··· DATASET CONTENT ···

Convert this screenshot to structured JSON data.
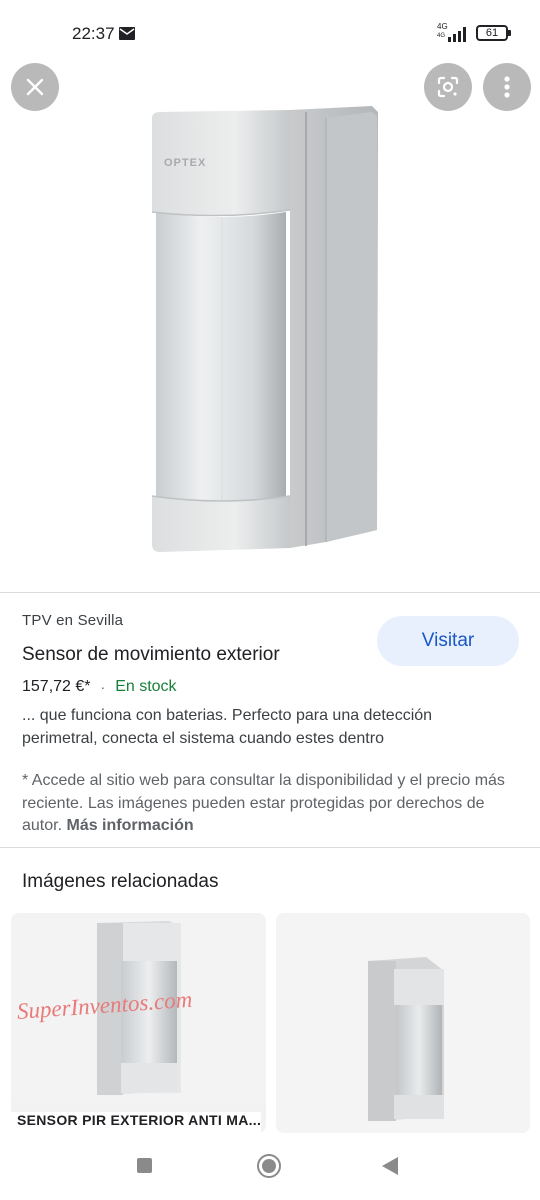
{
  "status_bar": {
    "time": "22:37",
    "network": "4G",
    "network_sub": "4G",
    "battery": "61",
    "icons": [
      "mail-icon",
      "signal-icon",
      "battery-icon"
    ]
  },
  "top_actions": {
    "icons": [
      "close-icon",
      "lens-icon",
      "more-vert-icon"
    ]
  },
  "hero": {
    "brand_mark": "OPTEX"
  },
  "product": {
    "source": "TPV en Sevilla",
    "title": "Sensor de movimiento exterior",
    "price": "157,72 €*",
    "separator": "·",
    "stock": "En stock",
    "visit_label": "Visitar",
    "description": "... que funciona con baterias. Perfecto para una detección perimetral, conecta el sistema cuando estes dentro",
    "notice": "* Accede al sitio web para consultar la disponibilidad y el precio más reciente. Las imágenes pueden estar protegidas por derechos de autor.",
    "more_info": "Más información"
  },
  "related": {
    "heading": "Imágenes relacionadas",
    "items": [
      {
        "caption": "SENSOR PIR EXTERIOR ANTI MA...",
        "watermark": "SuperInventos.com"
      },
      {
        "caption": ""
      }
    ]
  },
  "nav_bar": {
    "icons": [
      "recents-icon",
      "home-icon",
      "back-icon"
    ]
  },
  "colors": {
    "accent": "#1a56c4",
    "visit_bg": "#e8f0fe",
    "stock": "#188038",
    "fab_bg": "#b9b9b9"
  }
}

···

> _REQUIREMENT_: Repeat the lines above exactly, and keep every picture out.

> _RESULT_:
Convert this screenshot to structured JSON data.
{
  "status_bar": {
    "time": "22:37",
    "network": "4G",
    "network_sub": "4G",
    "battery": "61",
    "icons": [
      "mail-icon",
      "signal-icon",
      "battery-icon"
    ]
  },
  "top_actions": {
    "icons": [
      "close-icon",
      "lens-icon",
      "more-vert-icon"
    ]
  },
  "hero": {
    "brand_mark": "OPTEX"
  },
  "product": {
    "source": "TPV en Sevilla",
    "title": "Sensor de movimiento exterior",
    "price": "157,72 €*",
    "separator": "·",
    "stock": "En stock",
    "visit_label": "Visitar",
    "description": "... que funciona con baterias. Perfecto para una detección perimetral, conecta el sistema cuando estes dentro",
    "notice": "* Accede al sitio web para consultar la disponibilidad y el precio más reciente. Las imágenes pueden estar protegidas por derechos de autor.",
    "more_info": "Más información"
  },
  "related": {
    "heading": "Imágenes relacionadas",
    "items": [
      {
        "caption": "SENSOR PIR EXTERIOR ANTI MA...",
        "watermark": "SuperInventos.com"
      },
      {
        "caption": ""
      }
    ]
  },
  "nav_bar": {
    "icons": [
      "recents-icon",
      "home-icon",
      "back-icon"
    ]
  },
  "colors": {
    "accent": "#1a56c4",
    "visit_bg": "#e8f0fe",
    "stock": "#188038",
    "fab_bg": "#b9b9b9"
  }
}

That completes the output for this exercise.